[[ Material to process open ]]

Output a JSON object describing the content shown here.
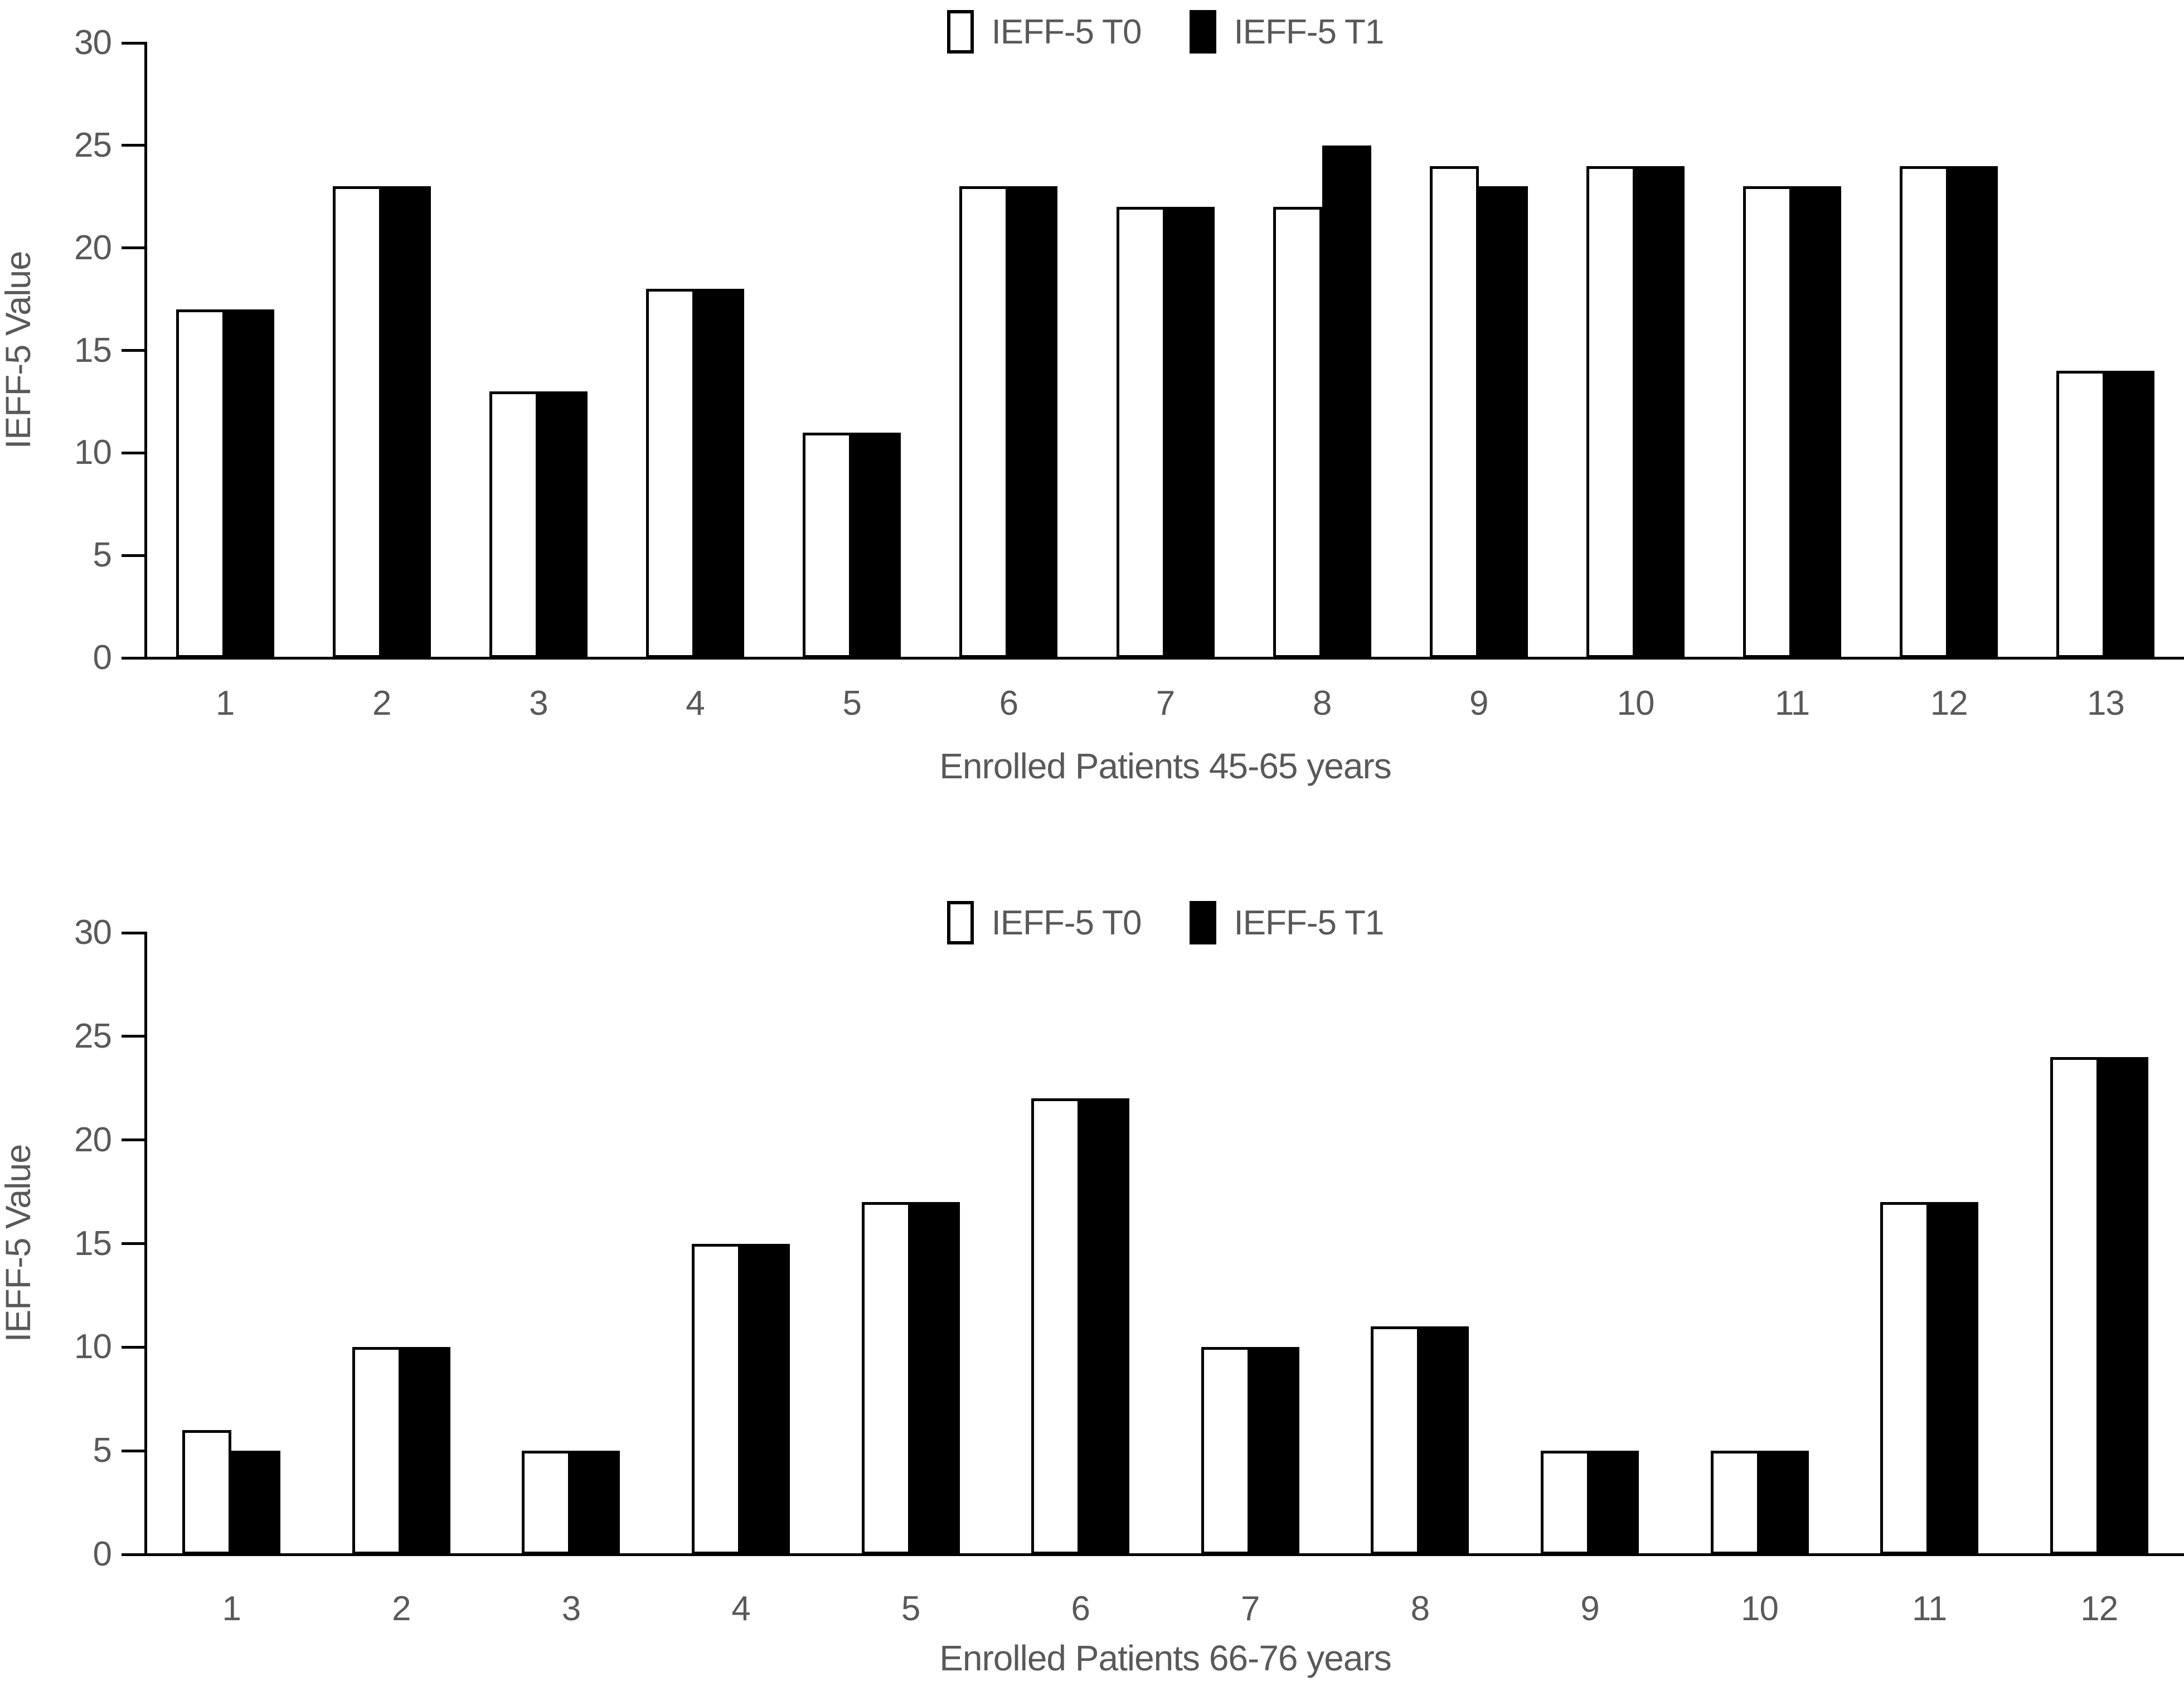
{
  "page": {
    "background": "#ffffff"
  },
  "colors": {
    "text": "#595959",
    "axis": "#000000",
    "t0_fill": "#ffffff",
    "t0_border": "#000000",
    "t1_fill": "#000000"
  },
  "chart_data": [
    {
      "type": "bar",
      "title": "",
      "xlabel": "Enrolled Patients 45-65 years",
      "ylabel": "IEFF-5 Value",
      "ylim": [
        0,
        30
      ],
      "yticks": [
        0,
        5,
        10,
        15,
        20,
        25,
        30
      ],
      "grid": false,
      "legend_position": "top-center",
      "categories": [
        "1",
        "2",
        "3",
        "4",
        "5",
        "6",
        "7",
        "8",
        "9",
        "10",
        "11",
        "12",
        "13"
      ],
      "series": [
        {
          "name": "IEFF-5 T0",
          "style": "outline",
          "values": [
            17,
            23,
            13,
            18,
            11,
            23,
            22,
            22,
            24,
            24,
            23,
            24,
            14
          ]
        },
        {
          "name": "IEFF-5 T1",
          "style": "filled",
          "values": [
            17,
            23,
            13,
            18,
            11,
            23,
            22,
            25,
            23,
            24,
            23,
            24,
            14
          ]
        }
      ]
    },
    {
      "type": "bar",
      "title": "",
      "xlabel": "Enrolled Patients 66-76 years",
      "ylabel": "IEFF-5 Value",
      "ylim": [
        0,
        30
      ],
      "yticks": [
        0,
        5,
        10,
        15,
        20,
        25,
        30
      ],
      "grid": false,
      "legend_position": "top-center",
      "categories": [
        "1",
        "2",
        "3",
        "4",
        "5",
        "6",
        "7",
        "8",
        "9",
        "10",
        "11",
        "12"
      ],
      "series": [
        {
          "name": "IEFF-5 T0",
          "style": "outline",
          "values": [
            6,
            10,
            5,
            15,
            17,
            22,
            10,
            11,
            5,
            5,
            17,
            24
          ]
        },
        {
          "name": "IEFF-5 T1",
          "style": "filled",
          "values": [
            5,
            10,
            5,
            15,
            17,
            22,
            10,
            11,
            5,
            5,
            17,
            24
          ]
        }
      ]
    }
  ]
}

[[ Material to process closed ]]

• _Goal of the exercise_
I'd like the entries above repeated exactly, but without any of their pictures.

• _Finished exercise_
Output a JSON object describing the content shown here.
{
  "page": {
    "background": "#ffffff"
  },
  "colors": {
    "text": "#595959",
    "axis": "#000000",
    "t0_fill": "#ffffff",
    "t0_border": "#000000",
    "t1_fill": "#000000"
  },
  "chart_data": [
    {
      "type": "bar",
      "title": "",
      "xlabel": "Enrolled Patients 45-65 years",
      "ylabel": "IEFF-5 Value",
      "ylim": [
        0,
        30
      ],
      "yticks": [
        0,
        5,
        10,
        15,
        20,
        25,
        30
      ],
      "grid": false,
      "legend_position": "top-center",
      "categories": [
        "1",
        "2",
        "3",
        "4",
        "5",
        "6",
        "7",
        "8",
        "9",
        "10",
        "11",
        "12",
        "13"
      ],
      "series": [
        {
          "name": "IEFF-5 T0",
          "style": "outline",
          "values": [
            17,
            23,
            13,
            18,
            11,
            23,
            22,
            22,
            24,
            24,
            23,
            24,
            14
          ]
        },
        {
          "name": "IEFF-5 T1",
          "style": "filled",
          "values": [
            17,
            23,
            13,
            18,
            11,
            23,
            22,
            25,
            23,
            24,
            23,
            24,
            14
          ]
        }
      ]
    },
    {
      "type": "bar",
      "title": "",
      "xlabel": "Enrolled Patients 66-76 years",
      "ylabel": "IEFF-5 Value",
      "ylim": [
        0,
        30
      ],
      "yticks": [
        0,
        5,
        10,
        15,
        20,
        25,
        30
      ],
      "grid": false,
      "legend_position": "top-center",
      "categories": [
        "1",
        "2",
        "3",
        "4",
        "5",
        "6",
        "7",
        "8",
        "9",
        "10",
        "11",
        "12"
      ],
      "series": [
        {
          "name": "IEFF-5 T0",
          "style": "outline",
          "values": [
            6,
            10,
            5,
            15,
            17,
            22,
            10,
            11,
            5,
            5,
            17,
            24
          ]
        },
        {
          "name": "IEFF-5 T1",
          "style": "filled",
          "values": [
            5,
            10,
            5,
            15,
            17,
            22,
            10,
            11,
            5,
            5,
            17,
            24
          ]
        }
      ]
    }
  ]
}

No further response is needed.